======== EXERCISE DATA ========

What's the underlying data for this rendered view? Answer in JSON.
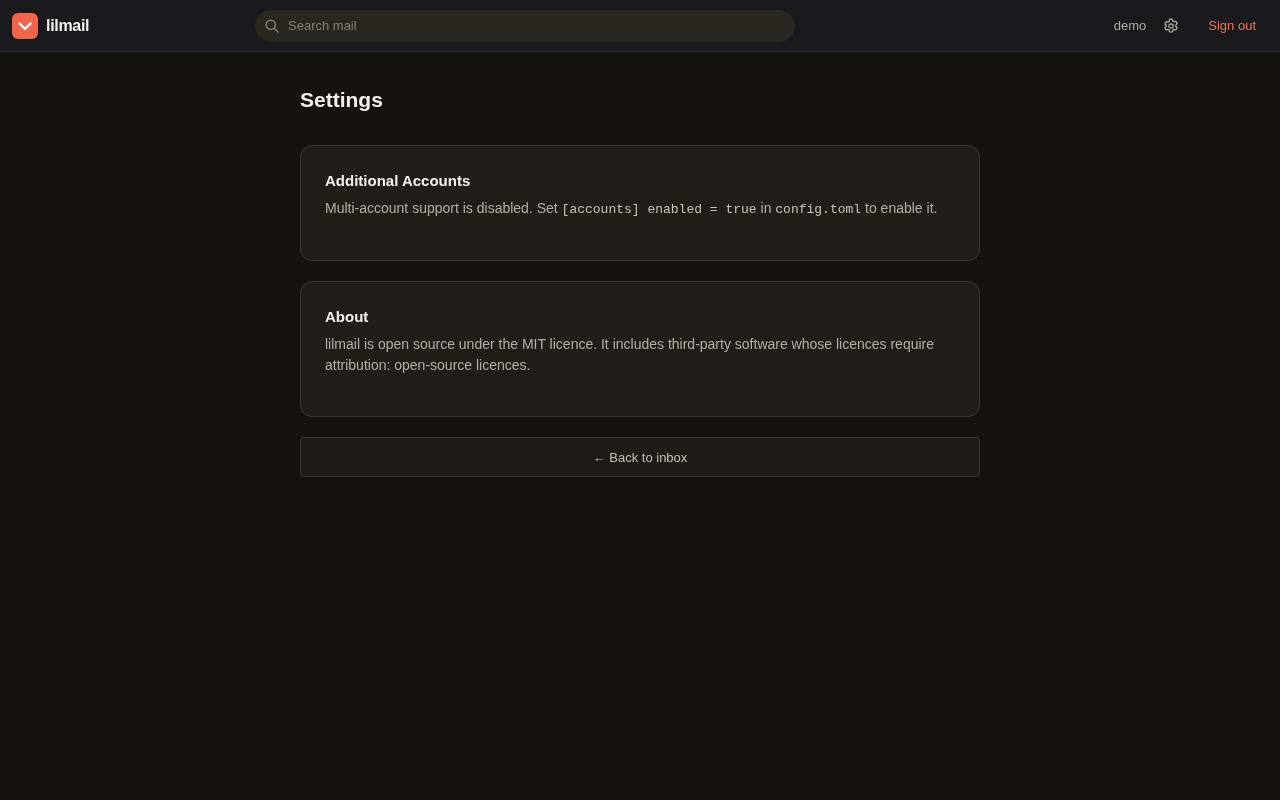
{
  "header": {
    "brand": "lilmail",
    "search": {
      "placeholder": "Search mail"
    },
    "user": "demo",
    "sign_out": "Sign out"
  },
  "page": {
    "title": "Settings"
  },
  "cards": [
    {
      "title": "Additional Accounts",
      "body": [
        {
          "kind": "text",
          "text": "Multi-account support is disabled. Set "
        },
        {
          "kind": "code",
          "text": "[accounts] enabled = true"
        },
        {
          "kind": "text",
          "text": " in "
        },
        {
          "kind": "code",
          "text": "config.toml"
        },
        {
          "kind": "text",
          "text": " to enable it."
        }
      ]
    },
    {
      "title": "About",
      "body": [
        {
          "kind": "text",
          "text": "lilmail is open source under the MIT licence. It includes third-party software whose licences require attribution: open-source licences."
        }
      ]
    }
  ],
  "back_button": "← Back to inbox"
}
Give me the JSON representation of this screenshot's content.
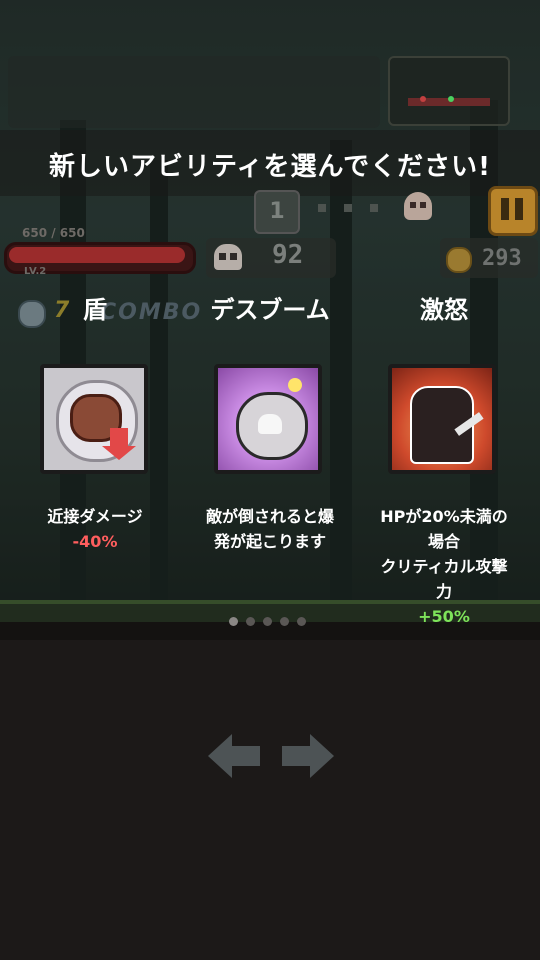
{
  "banner": {
    "title": "新しいアビリティを選んでください!"
  },
  "hud": {
    "wave": "1",
    "hp_text": "650 / 650",
    "hp_fraction": 1.0,
    "level": "LV.2",
    "kills": "92",
    "coins": "293",
    "combo_count": "7",
    "combo_label": "COMBO"
  },
  "abilities": [
    {
      "name": "盾",
      "desc_line1": "近接ダメージ",
      "desc_value": "-40%",
      "icon": "meat-shield-icon"
    },
    {
      "name": "デスブーム",
      "desc_line1": "敵が倒されると爆",
      "desc_line2": "発が起こります",
      "icon": "skull-bomb-icon"
    },
    {
      "name": "激怒",
      "desc_line1": "HPが20%未満の",
      "desc_line2": "場合",
      "desc_line3": "クリティカル攻撃",
      "desc_line4": "力",
      "desc_value": "+50%",
      "icon": "rage-silhouette-icon"
    }
  ],
  "pager": {
    "count": 5,
    "active": 0
  },
  "colors": {
    "negative": "#ff5e5e",
    "positive": "#7ee35a",
    "pause": "#b8842a"
  }
}
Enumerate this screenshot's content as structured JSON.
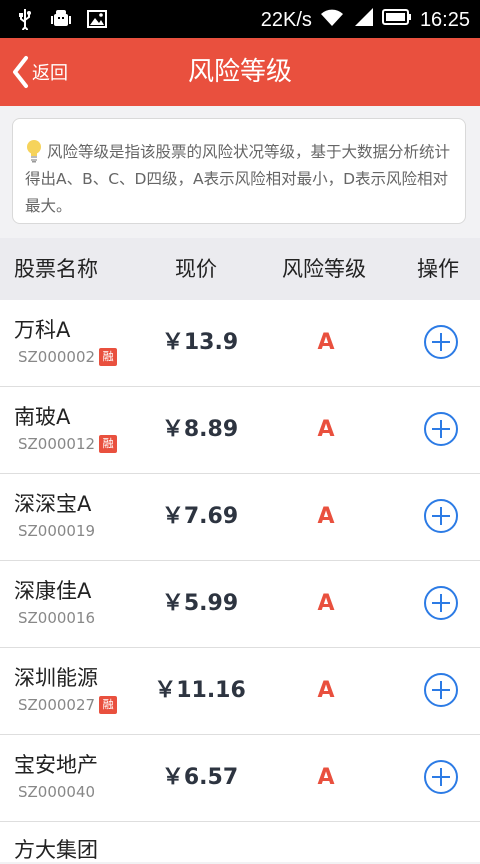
{
  "status_bar": {
    "speed": "22K/s",
    "time": "16:25"
  },
  "header": {
    "back_label": "返回",
    "title": "风险等级"
  },
  "info": {
    "text": "风险等级是指该股票的风险状况等级，基于大数据分析统计得出A、B、C、D四级，A表示风险相对最小，D表示风险相对最大。"
  },
  "table": {
    "headers": [
      "股票名称",
      "现价",
      "风险等级",
      "操作"
    ],
    "rows": [
      {
        "name": "万科A",
        "code": "SZ000002",
        "badge": "融",
        "price": "￥13.9",
        "risk": "A"
      },
      {
        "name": "南玻A",
        "code": "SZ000012",
        "badge": "融",
        "price": "￥8.89",
        "risk": "A"
      },
      {
        "name": "深深宝A",
        "code": "SZ000019",
        "badge": "",
        "price": "￥7.69",
        "risk": "A"
      },
      {
        "name": "深康佳A",
        "code": "SZ000016",
        "badge": "",
        "price": "￥5.99",
        "risk": "A"
      },
      {
        "name": "深圳能源",
        "code": "SZ000027",
        "badge": "融",
        "price": "￥11.16",
        "risk": "A"
      },
      {
        "name": "宝安地产",
        "code": "SZ000040",
        "badge": "",
        "price": "￥6.57",
        "risk": "A"
      }
    ],
    "partial_row_name": "方大集团"
  },
  "colors": {
    "accent": "#e9503e",
    "link": "#2c7be5"
  }
}
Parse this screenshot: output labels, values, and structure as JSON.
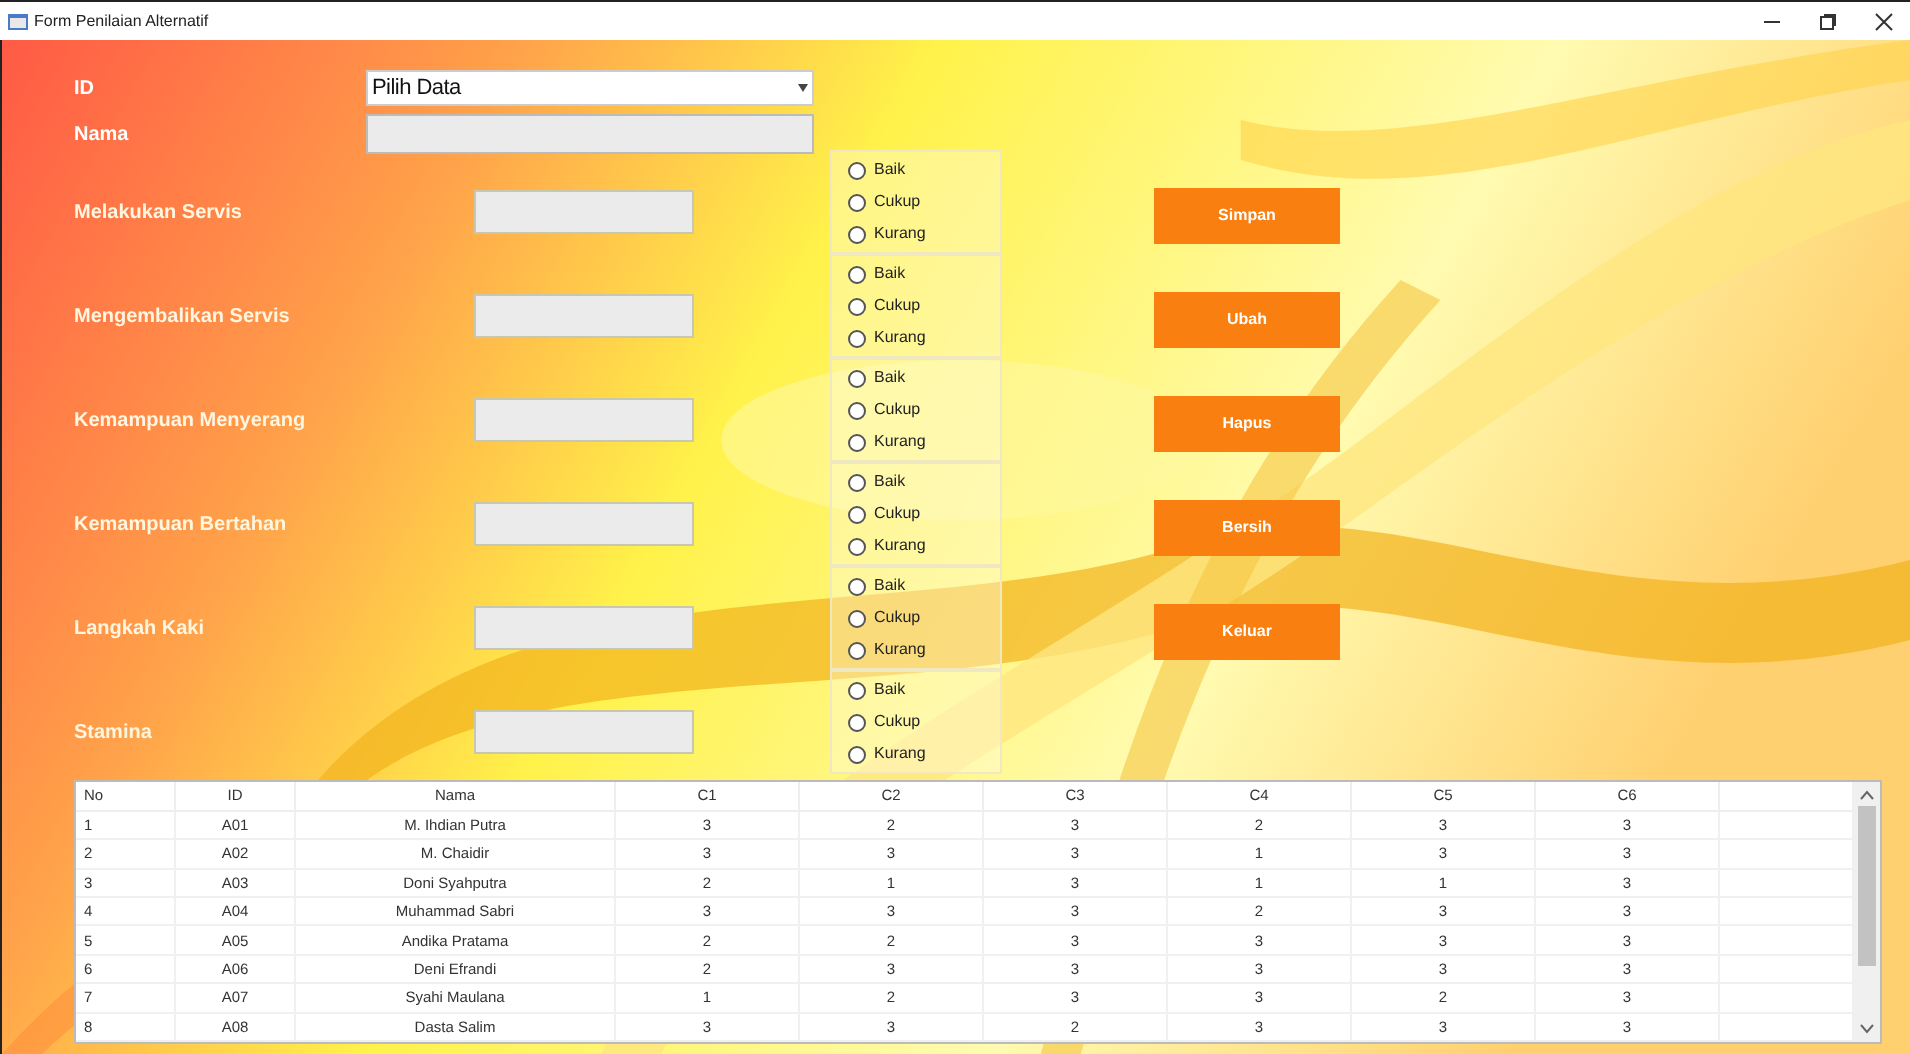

========

** STATED GOAL **
Your copy should repeat each entry above exactly but contain no pictures.

** OUTPUT FOR THIS EXERCISE **
What's the underlying data for this rendered view? Answer in JSON.
{
  "header": {
    "brand": "lilmail",
    "search": {
      "placeholder": "Search mail"
    },
    "user": "demo",
    "sign_out": "Sign out"
  },
  "page": {
    "title": "Settings"
  },
  "cards": [
    {
      "title": "Additional Accounts",
      "body": [
        {
          "kind": "text",
          "text": "Multi-account support is disabled. Set "
        },
        {
          "kind": "code",
          "text": "[accounts] enabled = true"
        },
        {
          "kind": "text",
          "text": " in "
        },
        {
          "kind": "code",
          "text": "config.toml"
        },
        {
          "kind": "text",
          "text": " to enable it."
        }
      ]
    },
    {
      "title": "About",
      "body": [
        {
          "kind": "text",
          "text": "lilmail is open source under the MIT licence. It includes third-party software whose licences require attribution: open-source licences."
        }
      ]
    }
  ],
  "back_button": "← Back to inbox"
}
Give me the JSON representation of this screenshot's content.
{
  "banner": {
    "title": "新しいアビリティを選んでください!"
  },
  "hud": {
    "wave": "1",
    "hp_text": "650 / 650",
    "hp_fraction": 1.0,
    "level": "LV.2",
    "kills": "92",
    "coins": "293",
    "combo_count": "7",
    "combo_label": "COMBO"
  },
  "abilities": [
    {
      "name": "盾",
      "desc_line1": "近接ダメージ",
      "desc_value": "-40%",
      "icon": "meat-shield-icon"
    },
    {
      "name": "デスブーム",
      "desc_line1": "敵が倒されると爆",
      "desc_line2": "発が起こります",
      "icon": "skull-bomb-icon"
    },
    {
      "name": "激怒",
      "desc_line1": "HPが20%未満の",
      "desc_line2": "場合",
      "desc_line3": "クリティカル攻撃",
      "desc_line4": "力",
      "desc_value": "+50%",
      "icon": "rage-silhouette-icon"
    }
  ],
  "pager": {
    "count": 5,
    "active": 0
  },
  "colors": {
    "negative": "#ff5e5e",
    "positive": "#7ee35a",
    "pause": "#b8842a"
  }
}
Enumerate this screenshot's content as structured JSON.
{
  "status_bar": {
    "speed": "22K/s",
    "time": "16:25"
  },
  "header": {
    "back_label": "返回",
    "title": "风险等级"
  },
  "info": {
    "text": "风险等级是指该股票的风险状况等级，基于大数据分析统计得出A、B、C、D四级，A表示风险相对最小，D表示风险相对最大。"
  },
  "table": {
    "headers": [
      "股票名称",
      "现价",
      "风险等级",
      "操作"
    ],
    "rows": [
      {
        "name": "万科A",
        "code": "SZ000002",
        "badge": "融",
        "price": "￥13.9",
        "risk": "A"
      },
      {
        "name": "南玻A",
        "code": "SZ000012",
        "badge": "融",
        "price": "￥8.89",
        "risk": "A"
      },
      {
        "name": "深深宝A",
        "code": "SZ000019",
        "badge": "",
        "price": "￥7.69",
        "risk": "A"
      },
      {
        "name": "深康佳A",
        "code": "SZ000016",
        "badge": "",
        "price": "￥5.99",
        "risk": "A"
      },
      {
        "name": "深圳能源",
        "code": "SZ000027",
        "badge": "融",
        "price": "￥11.16",
        "risk": "A"
      },
      {
        "name": "宝安地产",
        "code": "SZ000040",
        "badge": "",
        "price": "￥6.57",
        "risk": "A"
      }
    ],
    "partial_row_name": "方大集团"
  },
  "colors": {
    "accent": "#e9503e",
    "link": "#2c7be5"
  }
}
Parse this screenshot: output labels, values, and structure as JSON.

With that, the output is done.